___ DATA LINES ___
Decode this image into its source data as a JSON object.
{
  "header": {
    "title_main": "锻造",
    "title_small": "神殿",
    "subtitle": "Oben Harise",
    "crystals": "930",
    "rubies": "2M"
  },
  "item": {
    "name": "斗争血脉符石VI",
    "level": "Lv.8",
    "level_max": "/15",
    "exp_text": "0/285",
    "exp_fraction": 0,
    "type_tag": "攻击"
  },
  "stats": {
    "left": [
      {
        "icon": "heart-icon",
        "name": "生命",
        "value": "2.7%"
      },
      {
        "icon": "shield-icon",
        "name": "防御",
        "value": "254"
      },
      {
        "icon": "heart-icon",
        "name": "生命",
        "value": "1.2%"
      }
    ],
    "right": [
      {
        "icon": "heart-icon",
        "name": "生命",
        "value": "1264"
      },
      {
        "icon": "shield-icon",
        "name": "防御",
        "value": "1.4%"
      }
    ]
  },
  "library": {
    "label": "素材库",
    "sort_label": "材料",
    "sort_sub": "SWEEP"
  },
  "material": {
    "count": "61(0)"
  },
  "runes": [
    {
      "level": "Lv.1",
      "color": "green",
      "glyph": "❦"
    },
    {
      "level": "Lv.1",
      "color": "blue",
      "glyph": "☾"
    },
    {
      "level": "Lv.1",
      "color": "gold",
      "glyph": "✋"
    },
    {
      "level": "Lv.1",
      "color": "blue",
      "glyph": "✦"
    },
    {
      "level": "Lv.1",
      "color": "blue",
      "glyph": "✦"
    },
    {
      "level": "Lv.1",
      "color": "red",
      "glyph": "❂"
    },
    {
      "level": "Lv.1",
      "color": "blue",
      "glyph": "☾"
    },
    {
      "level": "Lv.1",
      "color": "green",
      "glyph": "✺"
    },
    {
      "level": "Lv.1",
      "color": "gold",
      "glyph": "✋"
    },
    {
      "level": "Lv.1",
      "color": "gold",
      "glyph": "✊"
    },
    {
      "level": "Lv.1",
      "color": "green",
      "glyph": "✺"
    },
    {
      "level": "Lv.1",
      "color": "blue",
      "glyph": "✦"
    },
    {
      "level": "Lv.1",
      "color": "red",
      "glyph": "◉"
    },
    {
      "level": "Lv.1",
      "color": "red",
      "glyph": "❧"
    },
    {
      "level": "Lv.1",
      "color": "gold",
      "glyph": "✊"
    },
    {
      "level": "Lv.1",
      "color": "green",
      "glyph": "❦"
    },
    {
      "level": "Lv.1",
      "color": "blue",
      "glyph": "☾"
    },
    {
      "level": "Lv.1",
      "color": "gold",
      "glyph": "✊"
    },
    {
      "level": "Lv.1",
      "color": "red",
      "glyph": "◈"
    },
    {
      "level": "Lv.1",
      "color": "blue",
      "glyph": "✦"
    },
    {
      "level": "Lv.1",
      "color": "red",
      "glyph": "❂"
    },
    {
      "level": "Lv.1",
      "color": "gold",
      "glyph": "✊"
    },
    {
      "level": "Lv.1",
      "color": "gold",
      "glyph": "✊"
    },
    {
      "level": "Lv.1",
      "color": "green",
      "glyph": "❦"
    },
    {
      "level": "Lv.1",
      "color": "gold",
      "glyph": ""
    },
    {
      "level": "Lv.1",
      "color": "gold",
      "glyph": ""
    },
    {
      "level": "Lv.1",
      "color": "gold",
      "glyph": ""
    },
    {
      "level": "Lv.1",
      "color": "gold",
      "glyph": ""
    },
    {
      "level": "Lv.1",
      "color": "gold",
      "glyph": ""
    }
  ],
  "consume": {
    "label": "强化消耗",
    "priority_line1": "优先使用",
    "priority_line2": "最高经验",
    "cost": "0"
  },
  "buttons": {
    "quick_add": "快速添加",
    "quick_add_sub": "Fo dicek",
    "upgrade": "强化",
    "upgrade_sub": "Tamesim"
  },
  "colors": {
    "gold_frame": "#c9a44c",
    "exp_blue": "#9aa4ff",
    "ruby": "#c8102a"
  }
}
___
:: TASK DESCRIPTION ::
The entries above must be returned exactly.

:: EXERCISE RESPONSE ::
Decode this image into its source data as a JSON object.
{
  "header": {
    "title_main": "锻造",
    "title_small": "神殿",
    "subtitle": "Oben Harise",
    "crystals": "930",
    "rubies": "2M"
  },
  "item": {
    "name": "斗争血脉符石VI",
    "level": "Lv.8",
    "level_max": "/15",
    "exp_text": "0/285",
    "exp_fraction": 0,
    "type_tag": "攻击"
  },
  "stats": {
    "left": [
      {
        "icon": "heart-icon",
        "name": "生命",
        "value": "2.7%"
      },
      {
        "icon": "shield-icon",
        "name": "防御",
        "value": "254"
      },
      {
        "icon": "heart-icon",
        "name": "生命",
        "value": "1.2%"
      }
    ],
    "right": [
      {
        "icon": "heart-icon",
        "name": "生命",
        "value": "1264"
      },
      {
        "icon": "shield-icon",
        "name": "防御",
        "value": "1.4%"
      }
    ]
  },
  "library": {
    "label": "素材库",
    "sort_label": "材料",
    "sort_sub": "SWEEP"
  },
  "material": {
    "count": "61(0)"
  },
  "runes": [
    {
      "level": "Lv.1",
      "color": "green",
      "glyph": "❦"
    },
    {
      "level": "Lv.1",
      "color": "blue",
      "glyph": "☾"
    },
    {
      "level": "Lv.1",
      "color": "gold",
      "glyph": "✋"
    },
    {
      "level": "Lv.1",
      "color": "blue",
      "glyph": "✦"
    },
    {
      "level": "Lv.1",
      "color": "blue",
      "glyph": "✦"
    },
    {
      "level": "Lv.1",
      "color": "red",
      "glyph": "❂"
    },
    {
      "level": "Lv.1",
      "color": "blue",
      "glyph": "☾"
    },
    {
      "level": "Lv.1",
      "color": "green",
      "glyph": "✺"
    },
    {
      "level": "Lv.1",
      "color": "gold",
      "glyph": "✋"
    },
    {
      "level": "Lv.1",
      "color": "gold",
      "glyph": "✊"
    },
    {
      "level": "Lv.1",
      "color": "green",
      "glyph": "✺"
    },
    {
      "level": "Lv.1",
      "color": "blue",
      "glyph": "✦"
    },
    {
      "level": "Lv.1",
      "color": "red",
      "glyph": "◉"
    },
    {
      "level": "Lv.1",
      "color": "red",
      "glyph": "❧"
    },
    {
      "level": "Lv.1",
      "color": "gold",
      "glyph": "✊"
    },
    {
      "level": "Lv.1",
      "color": "green",
      "glyph": "❦"
    },
    {
      "level": "Lv.1",
      "color": "blue",
      "glyph": "☾"
    },
    {
      "level": "Lv.1",
      "color": "gold",
      "glyph": "✊"
    },
    {
      "level": "Lv.1",
      "color": "red",
      "glyph": "◈"
    },
    {
      "level": "Lv.1",
      "color": "blue",
      "glyph": "✦"
    },
    {
      "level": "Lv.1",
      "color": "red",
      "glyph": "❂"
    },
    {
      "level": "Lv.1",
      "color": "gold",
      "glyph": "✊"
    },
    {
      "level": "Lv.1",
      "color": "gold",
      "glyph": "✊"
    },
    {
      "level": "Lv.1",
      "color": "green",
      "glyph": "❦"
    },
    {
      "level": "Lv.1",
      "color": "gold",
      "glyph": ""
    },
    {
      "level": "Lv.1",
      "color": "gold",
      "glyph": ""
    },
    {
      "level": "Lv.1",
      "color": "gold",
      "glyph": ""
    },
    {
      "level": "Lv.1",
      "color": "gold",
      "glyph": ""
    },
    {
      "level": "Lv.1",
      "color": "gold",
      "glyph": ""
    }
  ],
  "consume": {
    "label": "强化消耗",
    "priority_line1": "优先使用",
    "priority_line2": "最高经验",
    "cost": "0"
  },
  "buttons": {
    "quick_add": "快速添加",
    "quick_add_sub": "Fo dicek",
    "upgrade": "强化",
    "upgrade_sub": "Tamesim"
  },
  "colors": {
    "gold_frame": "#c9a44c",
    "exp_blue": "#9aa4ff",
    "ruby": "#c8102a"
  }
}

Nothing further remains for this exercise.